The request. Copy each line below in which the string "JSON" occurs.

Raw records:
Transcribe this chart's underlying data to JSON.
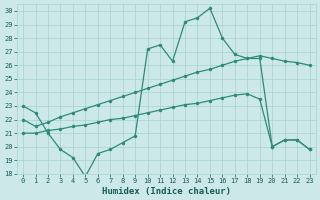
{
  "xlabel": "Humidex (Indice chaleur)",
  "x_values": [
    0,
    1,
    2,
    3,
    4,
    5,
    6,
    7,
    8,
    9,
    10,
    11,
    12,
    13,
    14,
    15,
    16,
    17,
    18,
    19,
    20,
    21,
    22,
    23
  ],
  "top_y": [
    23.0,
    22.5,
    21.0,
    19.8,
    19.2,
    17.8,
    19.5,
    19.8,
    20.3,
    20.8,
    27.2,
    27.5,
    26.3,
    29.2,
    29.5,
    30.2,
    28.0,
    26.8,
    26.5,
    26.5,
    20.0,
    20.5,
    20.5,
    19.8
  ],
  "mid_y": [
    22.0,
    21.5,
    21.8,
    22.2,
    22.5,
    22.8,
    23.1,
    23.4,
    23.7,
    24.0,
    24.3,
    24.6,
    24.9,
    25.2,
    25.5,
    25.7,
    26.0,
    26.3,
    26.5,
    26.7,
    26.5,
    26.3,
    26.2,
    26.0
  ],
  "low_y": [
    21.0,
    21.0,
    21.2,
    21.3,
    21.5,
    21.6,
    21.8,
    22.0,
    22.1,
    22.3,
    22.5,
    22.7,
    22.9,
    23.1,
    23.2,
    23.4,
    23.6,
    23.8,
    23.9,
    23.5,
    20.0,
    20.5,
    20.5,
    19.8
  ],
  "line_color": "#2e8b7a",
  "bg_color": "#cce8e8",
  "grid_color": "#a8d0d0",
  "tick_color": "#1a5a5a",
  "xlabel_color": "#1a5a5a"
}
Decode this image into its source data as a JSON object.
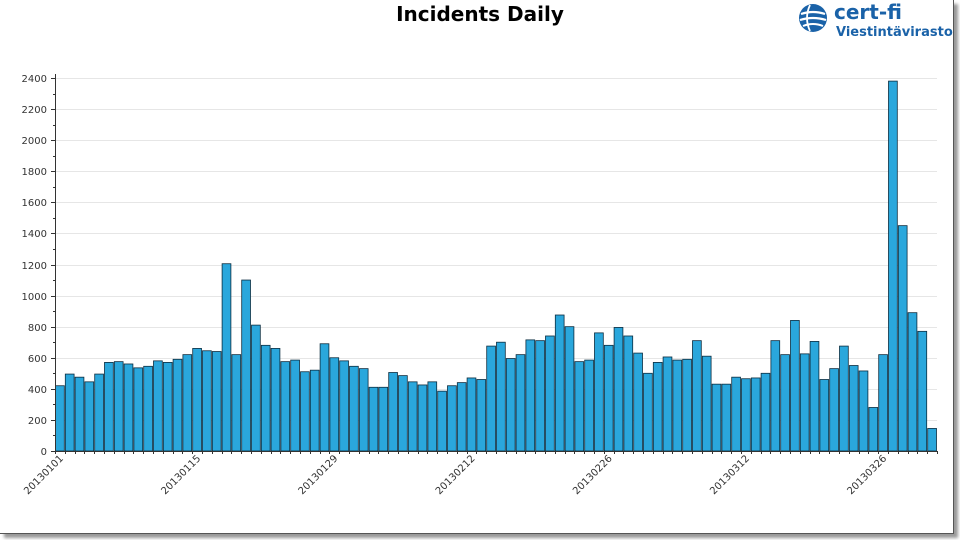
{
  "chart_data": {
    "type": "bar",
    "title": "Incidents Daily",
    "xlabel": "",
    "ylabel": "",
    "ylim": [
      0,
      2400
    ],
    "yticks": [
      0,
      200,
      400,
      600,
      800,
      1000,
      1200,
      1400,
      1600,
      1800,
      2000,
      2200,
      2400
    ],
    "grid": true,
    "bar_color": "#2aa7dc",
    "x_tick_labels": [
      "20130101",
      "20130115",
      "20130129",
      "20130212",
      "20130226",
      "20130312",
      "20130326"
    ],
    "x_tick_every": 14,
    "categories": [
      "20130101",
      "20130102",
      "20130103",
      "20130104",
      "20130105",
      "20130106",
      "20130107",
      "20130108",
      "20130109",
      "20130110",
      "20130111",
      "20130112",
      "20130113",
      "20130114",
      "20130115",
      "20130116",
      "20130117",
      "20130118",
      "20130119",
      "20130120",
      "20130121",
      "20130122",
      "20130123",
      "20130124",
      "20130125",
      "20130126",
      "20130127",
      "20130128",
      "20130129",
      "20130130",
      "20130131",
      "20130201",
      "20130202",
      "20130203",
      "20130204",
      "20130205",
      "20130206",
      "20130207",
      "20130208",
      "20130209",
      "20130210",
      "20130211",
      "20130212",
      "20130213",
      "20130214",
      "20130215",
      "20130216",
      "20130217",
      "20130218",
      "20130219",
      "20130220",
      "20130221",
      "20130222",
      "20130223",
      "20130224",
      "20130225",
      "20130226",
      "20130227",
      "20130228",
      "20130301",
      "20130302",
      "20130303",
      "20130304",
      "20130305",
      "20130306",
      "20130307",
      "20130308",
      "20130309",
      "20130310",
      "20130311",
      "20130312",
      "20130313",
      "20130314",
      "20130315",
      "20130316",
      "20130317",
      "20130318",
      "20130319",
      "20130320",
      "20130321",
      "20130322",
      "20130323",
      "20130324",
      "20130325",
      "20130326",
      "20130327",
      "20130328",
      "20130329",
      "20130330",
      "20130331"
    ],
    "values": [
      420,
      495,
      475,
      445,
      495,
      570,
      575,
      560,
      535,
      545,
      580,
      570,
      590,
      620,
      660,
      645,
      640,
      1205,
      620,
      1100,
      810,
      680,
      660,
      575,
      585,
      510,
      520,
      690,
      600,
      580,
      545,
      530,
      410,
      410,
      505,
      485,
      445,
      425,
      445,
      385,
      420,
      440,
      470,
      460,
      675,
      700,
      595,
      620,
      715,
      710,
      740,
      875,
      800,
      575,
      585,
      760,
      680,
      795,
      740,
      630,
      500,
      570,
      605,
      585,
      590,
      710,
      610,
      430,
      430,
      475,
      465,
      470,
      500,
      710,
      620,
      840,
      625,
      705,
      460,
      530,
      675,
      550,
      515,
      280,
      620,
      2380,
      1450,
      890,
      770,
      145
    ]
  },
  "logo": {
    "name": "cert-fi",
    "subtitle": "Viestintävirasto",
    "color": "#1a62a8",
    "icon": "globe-icon"
  }
}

Exercise answer.
Transcribe this chart's underlying data to JSON.
Decode this image into its source data as a JSON object.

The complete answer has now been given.